__Required task__
Repeat all of the data precisely.

[start of Given entries]

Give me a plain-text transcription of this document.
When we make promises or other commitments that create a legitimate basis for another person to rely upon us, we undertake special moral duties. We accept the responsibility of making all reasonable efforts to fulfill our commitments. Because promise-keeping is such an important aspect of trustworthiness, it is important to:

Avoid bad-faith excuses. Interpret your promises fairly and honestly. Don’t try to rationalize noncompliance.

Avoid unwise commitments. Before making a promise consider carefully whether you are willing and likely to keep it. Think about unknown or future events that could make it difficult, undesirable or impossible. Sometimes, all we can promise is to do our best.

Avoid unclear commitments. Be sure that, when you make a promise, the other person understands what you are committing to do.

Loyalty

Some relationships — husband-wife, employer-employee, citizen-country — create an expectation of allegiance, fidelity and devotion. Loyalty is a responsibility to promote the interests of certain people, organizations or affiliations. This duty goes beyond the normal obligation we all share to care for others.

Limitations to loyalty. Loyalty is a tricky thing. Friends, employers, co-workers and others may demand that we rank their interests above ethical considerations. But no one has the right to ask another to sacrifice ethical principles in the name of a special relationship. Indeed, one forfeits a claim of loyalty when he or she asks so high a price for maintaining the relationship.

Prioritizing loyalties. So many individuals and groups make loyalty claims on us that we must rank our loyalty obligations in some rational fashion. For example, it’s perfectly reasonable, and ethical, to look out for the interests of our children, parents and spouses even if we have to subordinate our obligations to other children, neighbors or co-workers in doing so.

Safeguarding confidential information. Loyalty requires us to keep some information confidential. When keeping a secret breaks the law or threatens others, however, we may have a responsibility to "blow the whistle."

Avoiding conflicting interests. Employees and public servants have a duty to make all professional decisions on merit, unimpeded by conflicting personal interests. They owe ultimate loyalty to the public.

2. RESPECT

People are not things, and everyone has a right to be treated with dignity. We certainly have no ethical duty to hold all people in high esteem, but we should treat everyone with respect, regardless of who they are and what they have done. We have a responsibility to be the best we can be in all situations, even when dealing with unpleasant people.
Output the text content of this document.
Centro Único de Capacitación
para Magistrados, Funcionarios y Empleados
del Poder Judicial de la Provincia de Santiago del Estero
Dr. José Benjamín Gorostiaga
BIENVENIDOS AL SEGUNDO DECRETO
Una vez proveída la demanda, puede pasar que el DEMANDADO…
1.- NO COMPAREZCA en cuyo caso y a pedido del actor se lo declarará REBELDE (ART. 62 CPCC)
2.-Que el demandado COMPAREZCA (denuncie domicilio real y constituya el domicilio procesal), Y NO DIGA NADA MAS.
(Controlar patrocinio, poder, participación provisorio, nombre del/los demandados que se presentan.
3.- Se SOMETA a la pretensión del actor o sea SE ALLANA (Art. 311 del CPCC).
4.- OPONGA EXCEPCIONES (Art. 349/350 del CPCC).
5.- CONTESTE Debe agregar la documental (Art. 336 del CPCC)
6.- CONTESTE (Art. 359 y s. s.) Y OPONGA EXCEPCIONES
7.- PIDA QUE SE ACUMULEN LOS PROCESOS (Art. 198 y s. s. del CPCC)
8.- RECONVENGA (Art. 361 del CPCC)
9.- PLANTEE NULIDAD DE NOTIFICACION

[end of Given entries]

__The reply__
Give me a plain-text transcription of this document.
When we make promises or other commitments that create a legitimate basis for another person to rely upon us, we undertake special moral duties. We accept the responsibility of making all reasonable efforts to fulfill our commitments. Because promise-keeping is such an important aspect of trustworthiness, it is important to:

Avoid bad-faith excuses. Interpret your promises fairly and honestly. Don’t try to rationalize noncompliance.

Avoid unwise commitments. Before making a promise consider carefully whether you are willing and likely to keep it. Think about unknown or future events that could make it difficult, undesirable or impossible. Sometimes, all we can promise is to do our best.

Avoid unclear commitments. Be sure that, when you make a promise, the other person understands what you are committing to do.

Loyalty

Some relationships — husband-wife, employer-employee, citizen-country — create an expectation of allegiance, fidelity and devotion. Loyalty is a responsibility to promote the interests of certain people, organizations or affiliations. This duty goes beyond the normal obligation we all share to care for others.

Limitations to loyalty. Loyalty is a tricky thing. Friends, employers, co-workers and others may demand that we rank their interests above ethical considerations. But no one has the right to ask another to sacrifice ethical principles in the name of a special relationship. Indeed, one forfeits a claim of loyalty when he or she asks so high a price for maintaining the relationship.

Prioritizing loyalties. So many individuals and groups make loyalty claims on us that we must rank our loyalty obligations in some rational fashion. For example, it’s perfectly reasonable, and ethical, to look out for the interests of our children, parents and spouses even if we have to subordinate our obligations to other children, neighbors or co-workers in doing so.

Safeguarding confidential information. Loyalty requires us to keep some information confidential. When keeping a secret breaks the law or threatens others, however, we may have a responsibility to "blow the whistle."

Avoiding conflicting interests. Employees and public servants have a duty to make all professional decisions on merit, unimpeded by conflicting personal interests. They owe ultimate loyalty to the public.

2. RESPECT

People are not things, and everyone has a right to be treated with dignity. We certainly have no ethical duty to hold all people in high esteem, but we should treat everyone with respect, regardless of who they are and what they have done. We have a responsibility to be the best we can be in all situations, even when dealing with unpleasant people.
Output the text content of this document.
Centro Único de Capacitación
para Magistrados, Funcionarios y Empleados
del Poder Judicial de la Provincia de Santiago del Estero
Dr. José Benjamín Gorostiaga
BIENVENIDOS AL SEGUNDO DECRETO
Una vez proveída la demanda, puede pasar que el DEMANDADO…
1.- NO COMPAREZCA en cuyo caso y a pedido del actor se lo declarará REBELDE (ART. 62 CPCC)
2.-Que el demandado COMPAREZCA (denuncie domicilio real y constituya el domicilio procesal), Y NO DIGA NADA MAS.
(Controlar patrocinio, poder, participación provisorio, nombre del/los demandados que se presentan.
3.- Se SOMETA a la pretensión del actor o sea SE ALLANA (Art. 311 del CPCC).
4.- OPONGA EXCEPCIONES (Art. 349/350 del CPCC).
5.- CONTESTE Debe agregar la documental (Art. 336 del CPCC)
6.- CONTESTE (Art. 359 y s. s.) Y OPONGA EXCEPCIONES
7.- PIDA QUE SE ACUMULEN LOS PROCESOS (Art. 198 y s. s. del CPCC)
8.- RECONVENGA (Art. 361 del CPCC)
9.- PLANTEE NULIDAD DE NOTIFICACION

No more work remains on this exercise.